Your objective:
Reproduce all entries precisely, down to the last character.

Figure collection entries
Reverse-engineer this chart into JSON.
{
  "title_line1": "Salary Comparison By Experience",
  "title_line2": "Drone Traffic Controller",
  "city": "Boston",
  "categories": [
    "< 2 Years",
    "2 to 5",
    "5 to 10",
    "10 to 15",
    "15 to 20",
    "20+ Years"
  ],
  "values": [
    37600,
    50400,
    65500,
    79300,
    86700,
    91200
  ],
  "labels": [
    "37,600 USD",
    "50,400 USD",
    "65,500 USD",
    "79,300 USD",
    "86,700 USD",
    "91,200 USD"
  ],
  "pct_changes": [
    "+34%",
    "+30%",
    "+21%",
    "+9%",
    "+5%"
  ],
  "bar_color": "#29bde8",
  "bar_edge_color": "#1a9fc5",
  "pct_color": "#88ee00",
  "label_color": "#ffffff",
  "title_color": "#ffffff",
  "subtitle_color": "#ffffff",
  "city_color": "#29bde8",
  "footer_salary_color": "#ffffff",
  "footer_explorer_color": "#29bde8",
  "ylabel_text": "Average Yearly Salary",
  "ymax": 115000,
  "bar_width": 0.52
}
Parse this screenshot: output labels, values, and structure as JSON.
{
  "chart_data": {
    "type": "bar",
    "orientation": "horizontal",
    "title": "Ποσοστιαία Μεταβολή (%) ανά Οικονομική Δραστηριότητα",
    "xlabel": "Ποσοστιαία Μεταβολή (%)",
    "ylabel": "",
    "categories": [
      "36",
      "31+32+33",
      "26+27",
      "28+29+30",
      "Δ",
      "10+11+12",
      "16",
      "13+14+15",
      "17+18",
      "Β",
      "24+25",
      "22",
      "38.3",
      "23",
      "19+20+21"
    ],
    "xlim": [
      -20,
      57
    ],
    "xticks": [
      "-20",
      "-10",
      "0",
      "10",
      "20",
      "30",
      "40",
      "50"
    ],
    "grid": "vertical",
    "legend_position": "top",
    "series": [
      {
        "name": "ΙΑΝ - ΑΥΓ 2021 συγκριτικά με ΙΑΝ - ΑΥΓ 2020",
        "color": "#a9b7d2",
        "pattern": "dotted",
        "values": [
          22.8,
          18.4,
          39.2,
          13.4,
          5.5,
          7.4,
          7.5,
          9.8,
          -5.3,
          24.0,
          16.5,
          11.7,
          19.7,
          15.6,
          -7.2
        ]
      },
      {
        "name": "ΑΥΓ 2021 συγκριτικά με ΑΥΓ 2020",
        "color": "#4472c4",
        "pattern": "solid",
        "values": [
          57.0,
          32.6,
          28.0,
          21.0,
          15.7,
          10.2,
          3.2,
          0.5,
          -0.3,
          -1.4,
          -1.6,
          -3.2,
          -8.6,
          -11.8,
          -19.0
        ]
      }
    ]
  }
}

Answer to this exercise:
Reverse-engineer this chart into JSON.
{
  "title_line1": "Salary Comparison By Experience",
  "title_line2": "Drone Traffic Controller",
  "city": "Boston",
  "categories": [
    "< 2 Years",
    "2 to 5",
    "5 to 10",
    "10 to 15",
    "15 to 20",
    "20+ Years"
  ],
  "values": [
    37600,
    50400,
    65500,
    79300,
    86700,
    91200
  ],
  "labels": [
    "37,600 USD",
    "50,400 USD",
    "65,500 USD",
    "79,300 USD",
    "86,700 USD",
    "91,200 USD"
  ],
  "pct_changes": [
    "+34%",
    "+30%",
    "+21%",
    "+9%",
    "+5%"
  ],
  "bar_color": "#29bde8",
  "bar_edge_color": "#1a9fc5",
  "pct_color": "#88ee00",
  "label_color": "#ffffff",
  "title_color": "#ffffff",
  "subtitle_color": "#ffffff",
  "city_color": "#29bde8",
  "footer_salary_color": "#ffffff",
  "footer_explorer_color": "#29bde8",
  "ylabel_text": "Average Yearly Salary",
  "ymax": 115000,
  "bar_width": 0.52
}
Parse this screenshot: output labels, values, and structure as JSON.
{
  "chart_data": {
    "type": "bar",
    "orientation": "horizontal",
    "title": "Ποσοστιαία Μεταβολή (%) ανά Οικονομική Δραστηριότητα",
    "xlabel": "Ποσοστιαία Μεταβολή (%)",
    "ylabel": "",
    "categories": [
      "36",
      "31+32+33",
      "26+27",
      "28+29+30",
      "Δ",
      "10+11+12",
      "16",
      "13+14+15",
      "17+18",
      "Β",
      "24+25",
      "22",
      "38.3",
      "23",
      "19+20+21"
    ],
    "xlim": [
      -20,
      57
    ],
    "xticks": [
      "-20",
      "-10",
      "0",
      "10",
      "20",
      "30",
      "40",
      "50"
    ],
    "grid": "vertical",
    "legend_position": "top",
    "series": [
      {
        "name": "ΙΑΝ - ΑΥΓ 2021 συγκριτικά με ΙΑΝ - ΑΥΓ 2020",
        "color": "#a9b7d2",
        "pattern": "dotted",
        "values": [
          22.8,
          18.4,
          39.2,
          13.4,
          5.5,
          7.4,
          7.5,
          9.8,
          -5.3,
          24.0,
          16.5,
          11.7,
          19.7,
          15.6,
          -7.2
        ]
      },
      {
        "name": "ΑΥΓ 2021 συγκριτικά με ΑΥΓ 2020",
        "color": "#4472c4",
        "pattern": "solid",
        "values": [
          57.0,
          32.6,
          28.0,
          21.0,
          15.7,
          10.2,
          3.2,
          0.5,
          -0.3,
          -1.4,
          -1.6,
          -3.2,
          -8.6,
          -11.8,
          -19.0
        ]
      }
    ]
  }
}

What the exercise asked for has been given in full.